*Exercise instructions*
Please copy out every line of the listing below word for word, leaving out the picture.

● ● ●

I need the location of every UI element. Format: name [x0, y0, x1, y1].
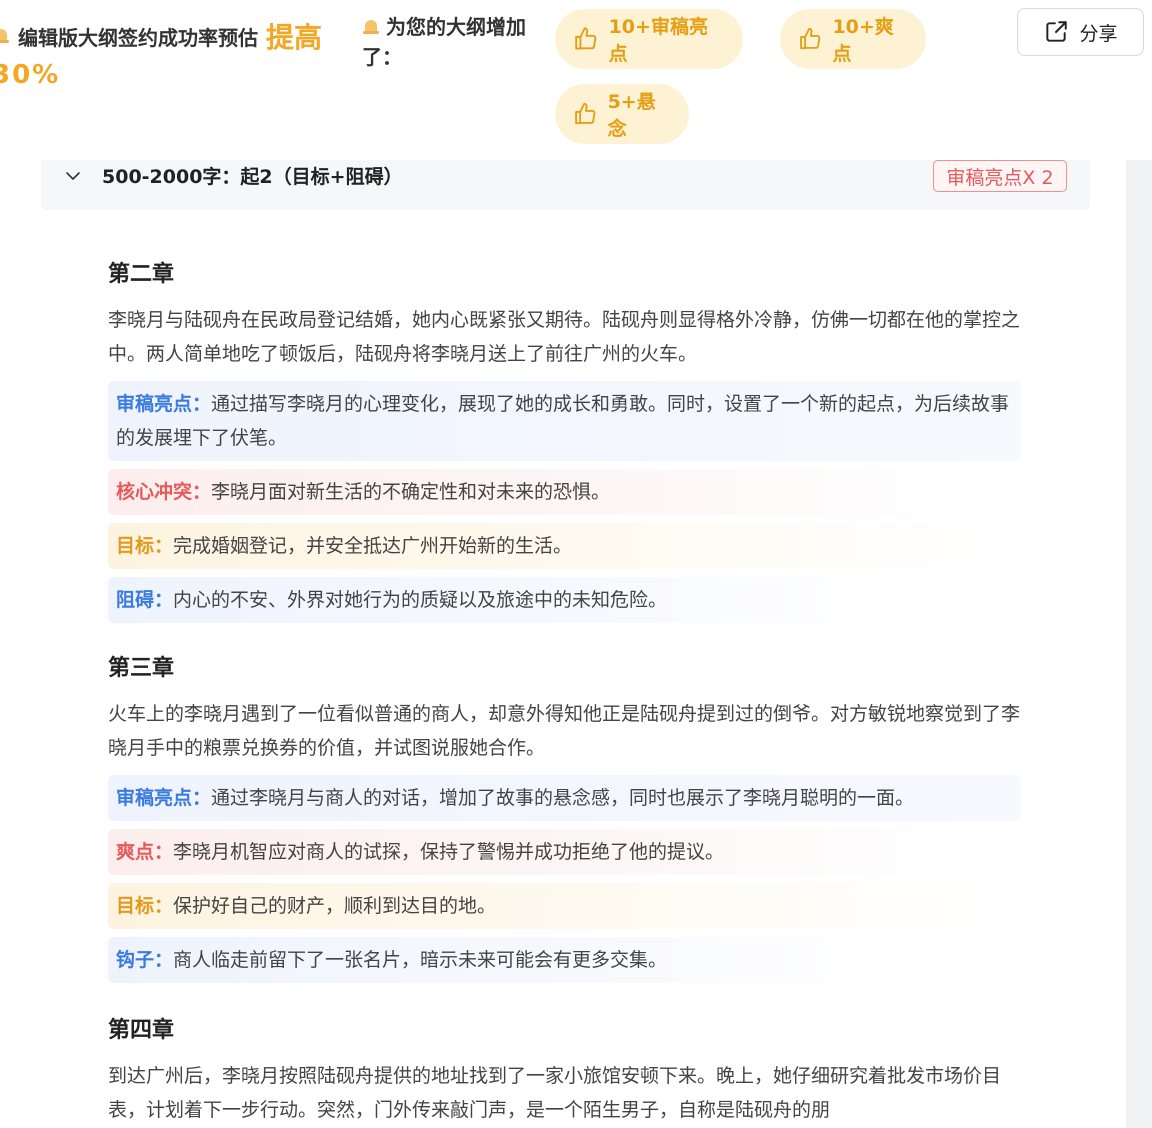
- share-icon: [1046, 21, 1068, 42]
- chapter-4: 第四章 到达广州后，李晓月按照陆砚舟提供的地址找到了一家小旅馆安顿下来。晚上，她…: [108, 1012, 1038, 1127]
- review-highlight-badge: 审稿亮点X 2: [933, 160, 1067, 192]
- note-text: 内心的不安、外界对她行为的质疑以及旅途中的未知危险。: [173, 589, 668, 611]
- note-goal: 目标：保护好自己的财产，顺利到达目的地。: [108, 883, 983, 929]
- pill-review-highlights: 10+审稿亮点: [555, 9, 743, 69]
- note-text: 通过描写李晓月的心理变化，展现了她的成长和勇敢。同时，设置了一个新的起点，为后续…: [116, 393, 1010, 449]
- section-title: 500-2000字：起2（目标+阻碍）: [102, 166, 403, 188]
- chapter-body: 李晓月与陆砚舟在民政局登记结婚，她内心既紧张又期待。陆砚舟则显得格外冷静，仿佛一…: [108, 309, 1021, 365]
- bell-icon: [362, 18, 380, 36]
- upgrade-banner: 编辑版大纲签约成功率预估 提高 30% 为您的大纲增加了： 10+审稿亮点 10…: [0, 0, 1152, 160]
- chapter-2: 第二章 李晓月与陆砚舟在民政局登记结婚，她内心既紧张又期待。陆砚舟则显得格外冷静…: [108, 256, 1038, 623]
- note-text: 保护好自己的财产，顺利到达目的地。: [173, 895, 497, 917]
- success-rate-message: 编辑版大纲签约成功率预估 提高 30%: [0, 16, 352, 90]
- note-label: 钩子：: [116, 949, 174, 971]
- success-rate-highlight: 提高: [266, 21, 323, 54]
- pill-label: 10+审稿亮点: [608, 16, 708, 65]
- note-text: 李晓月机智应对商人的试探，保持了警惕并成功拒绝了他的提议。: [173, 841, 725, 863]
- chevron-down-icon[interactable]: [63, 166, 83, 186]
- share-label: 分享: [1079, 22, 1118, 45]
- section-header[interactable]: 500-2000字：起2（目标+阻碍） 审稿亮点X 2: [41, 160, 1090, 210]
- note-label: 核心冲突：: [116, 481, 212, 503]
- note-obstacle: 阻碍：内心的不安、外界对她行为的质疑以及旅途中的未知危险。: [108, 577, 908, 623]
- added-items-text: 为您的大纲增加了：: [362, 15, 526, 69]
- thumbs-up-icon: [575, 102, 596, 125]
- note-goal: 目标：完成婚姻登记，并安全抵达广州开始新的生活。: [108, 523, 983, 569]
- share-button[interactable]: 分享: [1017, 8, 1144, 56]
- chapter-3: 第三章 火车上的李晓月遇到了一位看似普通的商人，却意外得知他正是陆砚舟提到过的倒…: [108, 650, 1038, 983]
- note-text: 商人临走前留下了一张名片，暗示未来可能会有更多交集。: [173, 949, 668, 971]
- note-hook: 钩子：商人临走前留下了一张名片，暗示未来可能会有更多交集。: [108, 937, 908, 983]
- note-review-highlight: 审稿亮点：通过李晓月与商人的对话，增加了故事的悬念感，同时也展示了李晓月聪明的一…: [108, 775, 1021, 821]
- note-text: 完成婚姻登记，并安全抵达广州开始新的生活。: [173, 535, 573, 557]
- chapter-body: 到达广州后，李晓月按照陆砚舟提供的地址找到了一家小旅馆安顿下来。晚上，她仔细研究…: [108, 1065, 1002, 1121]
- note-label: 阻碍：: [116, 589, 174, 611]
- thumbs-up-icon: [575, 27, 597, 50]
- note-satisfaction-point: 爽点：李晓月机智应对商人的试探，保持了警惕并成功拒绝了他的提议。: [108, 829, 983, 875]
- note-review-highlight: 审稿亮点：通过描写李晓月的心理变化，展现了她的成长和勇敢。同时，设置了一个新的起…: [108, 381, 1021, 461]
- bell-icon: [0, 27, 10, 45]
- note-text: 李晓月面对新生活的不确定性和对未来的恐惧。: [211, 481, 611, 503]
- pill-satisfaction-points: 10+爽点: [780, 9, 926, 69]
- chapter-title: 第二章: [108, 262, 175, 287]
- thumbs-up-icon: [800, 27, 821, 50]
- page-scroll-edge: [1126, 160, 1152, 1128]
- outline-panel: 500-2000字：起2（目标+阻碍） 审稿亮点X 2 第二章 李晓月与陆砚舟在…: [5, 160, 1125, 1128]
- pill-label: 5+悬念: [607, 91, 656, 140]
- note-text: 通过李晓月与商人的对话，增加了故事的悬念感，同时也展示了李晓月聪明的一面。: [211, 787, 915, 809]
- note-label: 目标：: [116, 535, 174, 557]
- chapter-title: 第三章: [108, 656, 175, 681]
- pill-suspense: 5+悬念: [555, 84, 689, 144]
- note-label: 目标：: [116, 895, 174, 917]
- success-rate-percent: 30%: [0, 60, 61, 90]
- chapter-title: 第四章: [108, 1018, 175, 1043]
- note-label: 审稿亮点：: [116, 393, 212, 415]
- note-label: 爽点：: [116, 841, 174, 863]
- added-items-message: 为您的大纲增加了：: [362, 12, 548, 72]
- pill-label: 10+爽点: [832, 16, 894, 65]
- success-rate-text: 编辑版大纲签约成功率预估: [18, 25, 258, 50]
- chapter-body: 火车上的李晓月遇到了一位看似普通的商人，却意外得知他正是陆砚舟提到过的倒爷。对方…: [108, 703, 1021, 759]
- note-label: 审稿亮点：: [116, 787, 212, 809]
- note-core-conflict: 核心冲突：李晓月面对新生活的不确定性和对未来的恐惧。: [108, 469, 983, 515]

● ● ●

*Response to the task*
I need the location of every UI element. Format: name [x0, y0, x1, y1].
- share-icon: [1046, 21, 1068, 42]
- chapter-4: 第四章 到达广州后，李晓月按照陆砚舟提供的地址找到了一家小旅馆安顿下来。晚上，她…: [108, 1012, 1038, 1127]
- review-highlight-badge: 审稿亮点X 2: [933, 160, 1067, 192]
- note-text: 内心的不安、外界对她行为的质疑以及旅途中的未知危险。: [173, 589, 668, 611]
- note-goal: 目标：保护好自己的财产，顺利到达目的地。: [108, 883, 983, 929]
- pill-review-highlights: 10+审稿亮点: [555, 9, 743, 69]
- note-text: 通过描写李晓月的心理变化，展现了她的成长和勇敢。同时，设置了一个新的起点，为后续…: [116, 393, 1010, 449]
- section-title: 500-2000字：起2（目标+阻碍）: [102, 166, 403, 188]
- chapter-body: 李晓月与陆砚舟在民政局登记结婚，她内心既紧张又期待。陆砚舟则显得格外冷静，仿佛一…: [108, 309, 1021, 365]
- bell-icon: [362, 18, 380, 36]
- upgrade-banner: 编辑版大纲签约成功率预估 提高 30% 为您的大纲增加了： 10+审稿亮点 10…: [0, 0, 1152, 160]
- chapter-2: 第二章 李晓月与陆砚舟在民政局登记结婚，她内心既紧张又期待。陆砚舟则显得格外冷静…: [108, 256, 1038, 623]
- note-text: 保护好自己的财产，顺利到达目的地。: [173, 895, 497, 917]
- success-rate-message: 编辑版大纲签约成功率预估 提高 30%: [0, 16, 352, 90]
- note-label: 钩子：: [116, 949, 174, 971]
- success-rate-highlight: 提高: [266, 21, 323, 54]
- pill-label: 10+审稿亮点: [608, 16, 708, 65]
- note-text: 李晓月机智应对商人的试探，保持了警惕并成功拒绝了他的提议。: [173, 841, 725, 863]
- chevron-down-icon[interactable]: [63, 166, 83, 186]
- share-label: 分享: [1079, 22, 1118, 45]
- section-header[interactable]: 500-2000字：起2（目标+阻碍） 审稿亮点X 2: [41, 160, 1090, 210]
- note-label: 核心冲突：: [116, 481, 212, 503]
- note-obstacle: 阻碍：内心的不安、外界对她行为的质疑以及旅途中的未知危险。: [108, 577, 908, 623]
- added-items-text: 为您的大纲增加了：: [362, 15, 526, 69]
- thumbs-up-icon: [575, 102, 596, 125]
- note-goal: 目标：完成婚姻登记，并安全抵达广州开始新的生活。: [108, 523, 983, 569]
- share-button[interactable]: 分享: [1017, 8, 1144, 56]
- chapter-3: 第三章 火车上的李晓月遇到了一位看似普通的商人，却意外得知他正是陆砚舟提到过的倒…: [108, 650, 1038, 983]
- note-text: 商人临走前留下了一张名片，暗示未来可能会有更多交集。: [173, 949, 668, 971]
- note-hook: 钩子：商人临走前留下了一张名片，暗示未来可能会有更多交集。: [108, 937, 908, 983]
- note-review-highlight: 审稿亮点：通过李晓月与商人的对话，增加了故事的悬念感，同时也展示了李晓月聪明的一…: [108, 775, 1021, 821]
- note-text: 完成婚姻登记，并安全抵达广州开始新的生活。: [173, 535, 573, 557]
- chapter-body: 到达广州后，李晓月按照陆砚舟提供的地址找到了一家小旅馆安顿下来。晚上，她仔细研究…: [108, 1065, 1002, 1121]
- note-label: 阻碍：: [116, 589, 174, 611]
- thumbs-up-icon: [575, 27, 597, 50]
- note-satisfaction-point: 爽点：李晓月机智应对商人的试探，保持了警惕并成功拒绝了他的提议。: [108, 829, 983, 875]
- note-review-highlight: 审稿亮点：通过描写李晓月的心理变化，展现了她的成长和勇敢。同时，设置了一个新的起…: [108, 381, 1021, 461]
- bell-icon: [0, 27, 10, 45]
- note-text: 李晓月面对新生活的不确定性和对未来的恐惧。: [211, 481, 611, 503]
- pill-satisfaction-points: 10+爽点: [780, 9, 926, 69]
- chapter-title: 第二章: [108, 262, 175, 287]
- thumbs-up-icon: [800, 27, 821, 50]
- page-scroll-edge: [1126, 160, 1152, 1128]
- outline-panel: 500-2000字：起2（目标+阻碍） 审稿亮点X 2 第二章 李晓月与陆砚舟在…: [5, 160, 1125, 1128]
- pill-label: 5+悬念: [607, 91, 656, 140]
- note-text: 通过李晓月与商人的对话，增加了故事的悬念感，同时也展示了李晓月聪明的一面。: [211, 787, 915, 809]
- note-label: 目标：: [116, 535, 174, 557]
- chapter-title: 第三章: [108, 656, 175, 681]
- pill-suspense: 5+悬念: [555, 84, 689, 144]
- note-label: 目标：: [116, 895, 174, 917]
- success-rate-percent: 30%: [0, 60, 61, 90]
- chapter-title: 第四章: [108, 1018, 175, 1043]
- note-label: 审稿亮点：: [116, 393, 212, 415]
- note-label: 爽点：: [116, 841, 174, 863]
- added-items-message: 为您的大纲增加了：: [362, 12, 548, 72]
- pill-label: 10+爽点: [832, 16, 894, 65]
- success-rate-text: 编辑版大纲签约成功率预估: [18, 25, 258, 50]
- chapter-body: 火车上的李晓月遇到了一位看似普通的商人，却意外得知他正是陆砚舟提到过的倒爷。对方…: [108, 703, 1021, 759]
- note-label: 审稿亮点：: [116, 787, 212, 809]
- note-core-conflict: 核心冲突：李晓月面对新生活的不确定性和对未来的恐惧。: [108, 469, 983, 515]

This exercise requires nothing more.